→ Your instructions: Make an exact copy of all the entries below, with the pictures left out.

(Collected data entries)
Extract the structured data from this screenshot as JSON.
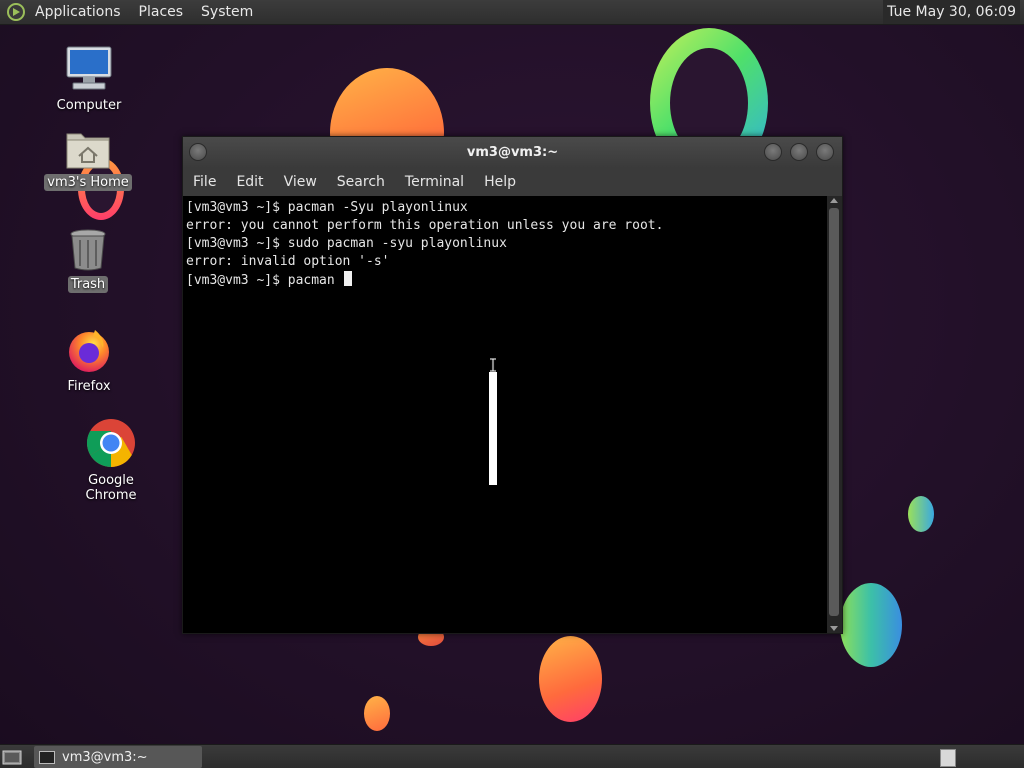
{
  "top_panel": {
    "menus": [
      "Applications",
      "Places",
      "System"
    ],
    "clock": "Tue May 30, 06:09"
  },
  "desktop_icons": {
    "computer": "Computer",
    "home": "vm3's Home",
    "trash": "Trash",
    "firefox": "Firefox",
    "chrome": "Google Chrome"
  },
  "terminal": {
    "title": "vm3@vm3:~",
    "menus": [
      "File",
      "Edit",
      "View",
      "Search",
      "Terminal",
      "Help"
    ],
    "lines": [
      "[vm3@vm3 ~]$ pacman -Syu playonlinux",
      "error: you cannot perform this operation unless you are root.",
      "[vm3@vm3 ~]$ sudo pacman -syu playonlinux",
      "error: invalid option '-s'",
      "[vm3@vm3 ~]$ pacman "
    ]
  },
  "taskbar": {
    "task_label": "vm3@vm3:~"
  },
  "icons": {
    "distro_logo": "distro-logo-icon",
    "computer": "monitor-icon",
    "home": "home-folder-icon",
    "trash": "trash-icon",
    "firefox": "firefox-icon",
    "chrome": "chrome-icon",
    "show_desktop": "show-desktop-icon",
    "terminal_task": "terminal-icon"
  },
  "colors": {
    "panel": "#3a3a3a",
    "terminal_bg": "#000000",
    "terminal_fg": "#e6e6e6",
    "icon_selection": "#6e6e6e"
  }
}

→ Result:
Extract the structured data from this screenshot as JSON.
{
  "top_panel": {
    "menus": [
      "Applications",
      "Places",
      "System"
    ],
    "clock": "Tue May 30, 06:09"
  },
  "desktop_icons": {
    "computer": "Computer",
    "home": "vm3's Home",
    "trash": "Trash",
    "firefox": "Firefox",
    "chrome": "Google Chrome"
  },
  "terminal": {
    "title": "vm3@vm3:~",
    "menus": [
      "File",
      "Edit",
      "View",
      "Search",
      "Terminal",
      "Help"
    ],
    "lines": [
      "[vm3@vm3 ~]$ pacman -Syu playonlinux",
      "error: you cannot perform this operation unless you are root.",
      "[vm3@vm3 ~]$ sudo pacman -syu playonlinux",
      "error: invalid option '-s'",
      "[vm3@vm3 ~]$ pacman "
    ]
  },
  "taskbar": {
    "task_label": "vm3@vm3:~"
  },
  "icons": {
    "distro_logo": "distro-logo-icon",
    "computer": "monitor-icon",
    "home": "home-folder-icon",
    "trash": "trash-icon",
    "firefox": "firefox-icon",
    "chrome": "chrome-icon",
    "show_desktop": "show-desktop-icon",
    "terminal_task": "terminal-icon"
  },
  "colors": {
    "panel": "#3a3a3a",
    "terminal_bg": "#000000",
    "terminal_fg": "#e6e6e6",
    "icon_selection": "#6e6e6e"
  }
}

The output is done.